**WHAT YOU SHOULD DO:**
Transcribe every line exactly. Leave the pictures behind.

**RECORDS PROVIDED:**

··········

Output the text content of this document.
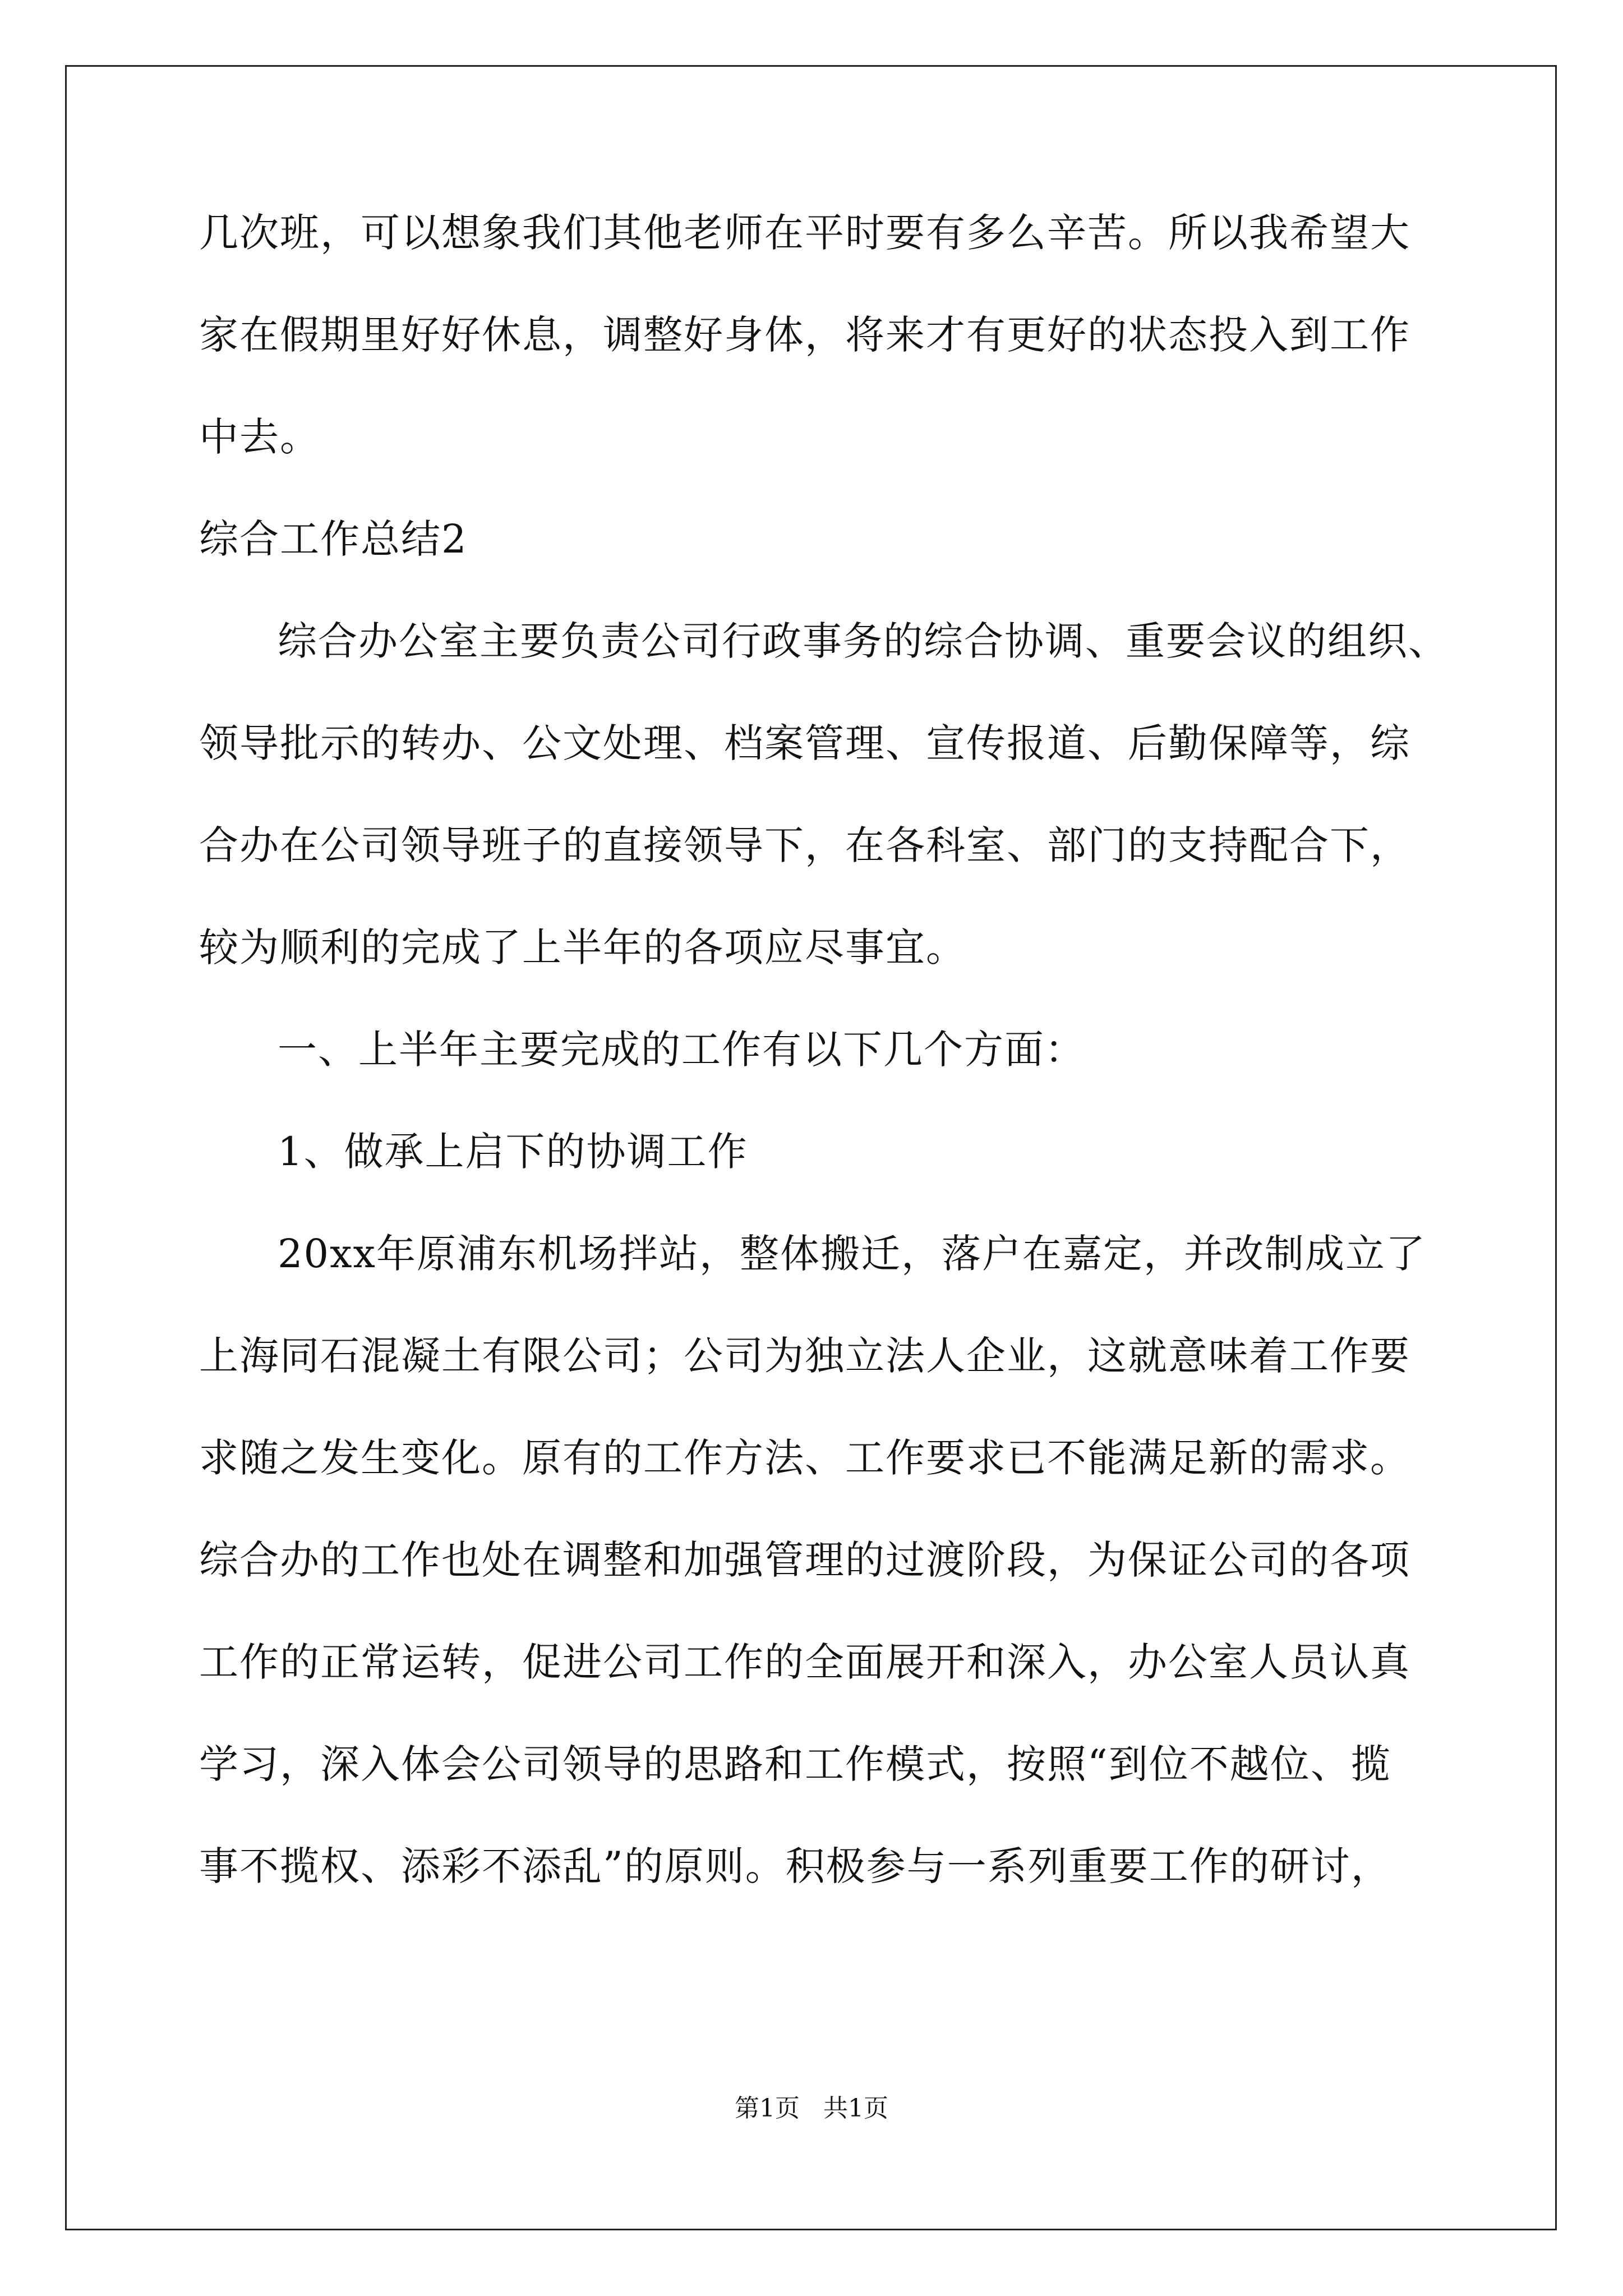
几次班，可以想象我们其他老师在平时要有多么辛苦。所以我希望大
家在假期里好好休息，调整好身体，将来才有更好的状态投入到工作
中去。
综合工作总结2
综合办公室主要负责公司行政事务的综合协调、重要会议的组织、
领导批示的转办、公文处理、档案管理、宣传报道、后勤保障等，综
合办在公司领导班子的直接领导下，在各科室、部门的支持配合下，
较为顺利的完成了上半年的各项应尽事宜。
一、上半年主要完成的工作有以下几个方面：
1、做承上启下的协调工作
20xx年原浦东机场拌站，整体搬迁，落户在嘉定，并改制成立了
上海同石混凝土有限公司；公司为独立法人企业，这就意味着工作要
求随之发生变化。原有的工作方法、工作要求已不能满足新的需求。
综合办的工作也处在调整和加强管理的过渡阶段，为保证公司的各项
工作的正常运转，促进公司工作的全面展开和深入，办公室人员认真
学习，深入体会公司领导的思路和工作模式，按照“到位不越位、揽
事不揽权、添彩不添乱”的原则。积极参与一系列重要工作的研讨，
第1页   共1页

··········

**RESPONSE TO THIS TASK:**
Output the text content of this document.
几次班，可以想象我们其他老师在平时要有多么辛苦。所以我希望大
家在假期里好好休息，调整好身体，将来才有更好的状态投入到工作
中去。
综合工作总结2
综合办公室主要负责公司行政事务的综合协调、重要会议的组织、
领导批示的转办、公文处理、档案管理、宣传报道、后勤保障等，综
合办在公司领导班子的直接领导下，在各科室、部门的支持配合下，
较为顺利的完成了上半年的各项应尽事宜。
一、上半年主要完成的工作有以下几个方面：
1、做承上启下的协调工作
20xx年原浦东机场拌站，整体搬迁，落户在嘉定，并改制成立了
上海同石混凝土有限公司；公司为独立法人企业，这就意味着工作要
求随之发生变化。原有的工作方法、工作要求已不能满足新的需求。
综合办的工作也处在调整和加强管理的过渡阶段，为保证公司的各项
工作的正常运转，促进公司工作的全面展开和深入，办公室人员认真
学习，深入体会公司领导的思路和工作模式，按照“到位不越位、揽
事不揽权、添彩不添乱”的原则。积极参与一系列重要工作的研讨，
第1页   共1页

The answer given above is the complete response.